> INPUT FOR THIS TASK
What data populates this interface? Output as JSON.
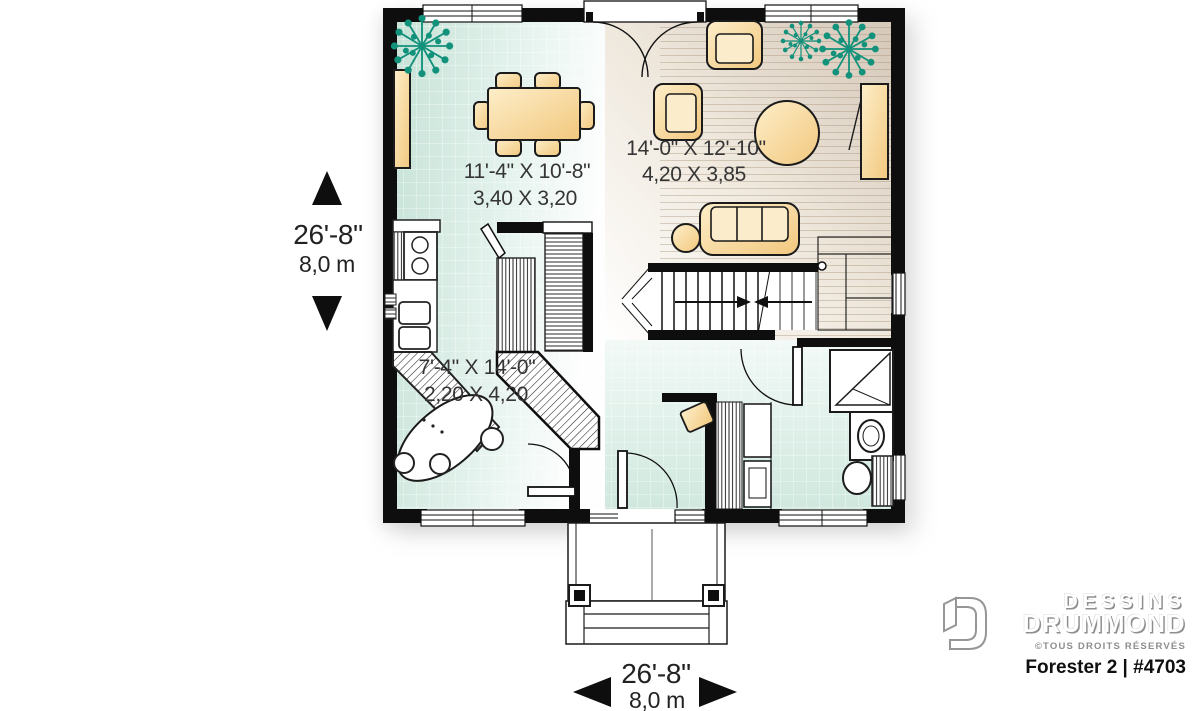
{
  "page": {
    "title": "Forester 2 | #4703",
    "type": "floor-plan"
  },
  "rooms": {
    "dining": {
      "imperial": "11'-4\" X 10'-8\"",
      "metric": "3,40 X 3,20"
    },
    "living": {
      "imperial": "14'-0\" X 12'-10\"",
      "metric": "4,20 X 3,85"
    },
    "kitchen": {
      "imperial": "7'-4\" X 14'-0\"",
      "metric": "2,20 X 4,20"
    }
  },
  "overall_dimensions": {
    "left": {
      "imperial": "26'-8\"",
      "metric": "8,0 m"
    },
    "bottom": {
      "imperial": "26'-8\"",
      "metric": "8,0 m"
    }
  },
  "branding": {
    "brand_line1": "DESSINS",
    "brand_line2": "DRUMMOND",
    "rights": "©TOUS DROITS RÉSERVÉS",
    "plan_id": "Forester 2 | #4703"
  },
  "icons": {
    "plant": "starburst-plant-icon",
    "dimension_arrows": [
      "up-triangle",
      "down-triangle",
      "left-triangle",
      "right-triangle"
    ],
    "brand_mark": "open-door-d-logo"
  },
  "colors": {
    "wall": "#0e0e0e",
    "tile_floor": "#cde5db",
    "wood_floor": "#d8cbbc",
    "furniture": "#f6d795",
    "plant": "#12917b"
  }
}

> TO DO
State how many lines of the records above contain "Forester", with no words besides the number.

> OUTPUT OF THE EXERCISE
2